- **Request**
Filter the listing and keep only the lines with the word "плана".

- **Input records**
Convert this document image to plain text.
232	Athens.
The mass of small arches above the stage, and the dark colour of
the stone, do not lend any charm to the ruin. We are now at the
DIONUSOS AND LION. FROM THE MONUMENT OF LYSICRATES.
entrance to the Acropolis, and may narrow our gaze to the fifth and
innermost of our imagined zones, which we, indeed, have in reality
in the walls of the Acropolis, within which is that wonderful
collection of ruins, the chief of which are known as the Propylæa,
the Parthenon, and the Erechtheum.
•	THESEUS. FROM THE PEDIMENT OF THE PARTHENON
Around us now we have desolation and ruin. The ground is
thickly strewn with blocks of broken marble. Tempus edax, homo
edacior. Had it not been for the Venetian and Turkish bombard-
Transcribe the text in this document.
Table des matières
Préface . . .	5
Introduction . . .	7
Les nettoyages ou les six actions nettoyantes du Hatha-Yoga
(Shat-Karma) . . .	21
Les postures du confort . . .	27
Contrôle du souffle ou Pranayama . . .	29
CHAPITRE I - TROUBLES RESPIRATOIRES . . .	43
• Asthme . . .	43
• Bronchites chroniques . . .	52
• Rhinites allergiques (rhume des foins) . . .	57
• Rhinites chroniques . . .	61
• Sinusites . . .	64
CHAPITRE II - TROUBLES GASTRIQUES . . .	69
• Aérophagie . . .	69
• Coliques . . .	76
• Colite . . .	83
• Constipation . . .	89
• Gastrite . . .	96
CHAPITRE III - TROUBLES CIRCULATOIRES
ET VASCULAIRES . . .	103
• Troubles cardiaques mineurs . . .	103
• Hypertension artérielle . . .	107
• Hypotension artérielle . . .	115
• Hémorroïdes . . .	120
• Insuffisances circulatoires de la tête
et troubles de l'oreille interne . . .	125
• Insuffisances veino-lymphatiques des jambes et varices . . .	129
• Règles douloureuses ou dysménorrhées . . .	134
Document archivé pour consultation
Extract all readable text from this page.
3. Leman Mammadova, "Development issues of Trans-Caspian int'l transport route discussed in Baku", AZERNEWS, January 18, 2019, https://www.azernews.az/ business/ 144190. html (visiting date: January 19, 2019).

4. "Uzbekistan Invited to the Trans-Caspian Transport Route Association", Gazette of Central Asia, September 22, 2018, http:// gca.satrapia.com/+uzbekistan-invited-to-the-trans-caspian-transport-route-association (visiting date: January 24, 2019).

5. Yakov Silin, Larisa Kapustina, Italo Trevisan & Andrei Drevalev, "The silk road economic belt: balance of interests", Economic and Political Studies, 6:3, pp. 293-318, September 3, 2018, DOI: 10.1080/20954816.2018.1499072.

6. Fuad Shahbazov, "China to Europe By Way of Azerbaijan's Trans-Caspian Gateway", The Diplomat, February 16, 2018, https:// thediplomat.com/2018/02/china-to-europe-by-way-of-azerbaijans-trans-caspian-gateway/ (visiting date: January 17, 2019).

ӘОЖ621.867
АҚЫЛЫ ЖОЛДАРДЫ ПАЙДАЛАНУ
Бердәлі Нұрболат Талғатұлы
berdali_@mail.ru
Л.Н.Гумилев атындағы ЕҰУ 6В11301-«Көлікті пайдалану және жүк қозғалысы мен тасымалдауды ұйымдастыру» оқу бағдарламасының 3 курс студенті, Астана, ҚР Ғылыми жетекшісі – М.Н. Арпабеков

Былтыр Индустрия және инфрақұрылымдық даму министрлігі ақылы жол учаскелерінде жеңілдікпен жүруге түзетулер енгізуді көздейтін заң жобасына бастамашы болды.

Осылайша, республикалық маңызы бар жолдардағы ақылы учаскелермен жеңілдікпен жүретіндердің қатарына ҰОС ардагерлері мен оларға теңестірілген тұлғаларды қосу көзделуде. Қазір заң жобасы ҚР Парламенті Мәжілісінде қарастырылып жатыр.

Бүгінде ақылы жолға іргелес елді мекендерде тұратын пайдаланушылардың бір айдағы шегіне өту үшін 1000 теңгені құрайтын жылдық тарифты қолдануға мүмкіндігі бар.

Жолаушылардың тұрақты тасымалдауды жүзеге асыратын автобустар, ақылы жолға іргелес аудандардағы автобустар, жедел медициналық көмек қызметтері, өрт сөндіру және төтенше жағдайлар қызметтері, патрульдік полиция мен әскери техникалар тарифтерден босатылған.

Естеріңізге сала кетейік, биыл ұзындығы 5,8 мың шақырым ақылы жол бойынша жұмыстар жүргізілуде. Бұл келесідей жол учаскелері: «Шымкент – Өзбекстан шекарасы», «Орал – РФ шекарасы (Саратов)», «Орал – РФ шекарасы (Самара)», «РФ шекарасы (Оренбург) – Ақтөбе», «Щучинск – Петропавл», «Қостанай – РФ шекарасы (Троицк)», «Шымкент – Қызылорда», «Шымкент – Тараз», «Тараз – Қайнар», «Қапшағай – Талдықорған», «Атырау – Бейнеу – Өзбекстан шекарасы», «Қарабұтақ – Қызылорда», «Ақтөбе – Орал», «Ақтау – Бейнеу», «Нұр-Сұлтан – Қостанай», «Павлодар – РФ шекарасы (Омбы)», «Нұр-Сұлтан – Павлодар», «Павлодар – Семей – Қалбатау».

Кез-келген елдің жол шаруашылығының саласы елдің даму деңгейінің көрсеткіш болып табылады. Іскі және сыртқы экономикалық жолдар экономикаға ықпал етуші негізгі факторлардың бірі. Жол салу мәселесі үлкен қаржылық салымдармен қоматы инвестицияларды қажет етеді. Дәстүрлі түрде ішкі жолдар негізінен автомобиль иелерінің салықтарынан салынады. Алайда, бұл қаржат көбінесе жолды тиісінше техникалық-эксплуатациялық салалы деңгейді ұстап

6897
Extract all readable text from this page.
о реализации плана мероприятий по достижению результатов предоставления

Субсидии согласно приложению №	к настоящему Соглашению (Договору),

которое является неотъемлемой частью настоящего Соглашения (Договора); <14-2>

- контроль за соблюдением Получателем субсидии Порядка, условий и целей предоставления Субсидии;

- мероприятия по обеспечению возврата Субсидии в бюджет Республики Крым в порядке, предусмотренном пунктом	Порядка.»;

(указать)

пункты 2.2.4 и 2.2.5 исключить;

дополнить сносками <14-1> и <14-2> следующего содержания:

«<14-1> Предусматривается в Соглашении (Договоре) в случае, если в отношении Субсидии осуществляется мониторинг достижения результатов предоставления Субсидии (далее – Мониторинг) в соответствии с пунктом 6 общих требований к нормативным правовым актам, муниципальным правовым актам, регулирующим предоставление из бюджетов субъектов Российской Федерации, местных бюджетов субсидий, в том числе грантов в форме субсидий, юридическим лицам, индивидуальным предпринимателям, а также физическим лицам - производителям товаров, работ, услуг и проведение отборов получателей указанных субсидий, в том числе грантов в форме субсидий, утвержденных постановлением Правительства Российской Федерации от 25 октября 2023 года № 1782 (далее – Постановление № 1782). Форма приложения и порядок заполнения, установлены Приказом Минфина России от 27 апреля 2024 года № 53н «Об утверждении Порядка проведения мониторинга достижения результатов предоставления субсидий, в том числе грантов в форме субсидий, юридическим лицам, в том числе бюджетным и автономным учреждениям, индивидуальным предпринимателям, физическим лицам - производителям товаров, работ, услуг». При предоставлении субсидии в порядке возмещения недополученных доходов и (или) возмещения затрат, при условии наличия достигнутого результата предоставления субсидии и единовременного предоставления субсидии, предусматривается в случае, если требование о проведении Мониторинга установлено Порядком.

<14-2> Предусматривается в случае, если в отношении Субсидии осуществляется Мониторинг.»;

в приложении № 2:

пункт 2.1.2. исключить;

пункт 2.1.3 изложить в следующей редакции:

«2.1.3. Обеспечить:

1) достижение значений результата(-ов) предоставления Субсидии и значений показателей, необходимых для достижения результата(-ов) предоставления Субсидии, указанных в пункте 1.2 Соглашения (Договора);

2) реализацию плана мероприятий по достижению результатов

- **Response to this task**
о реализации плана мероприятий по достижению результатов предоставления
2) реализацию плана мероприятий по достижению результатов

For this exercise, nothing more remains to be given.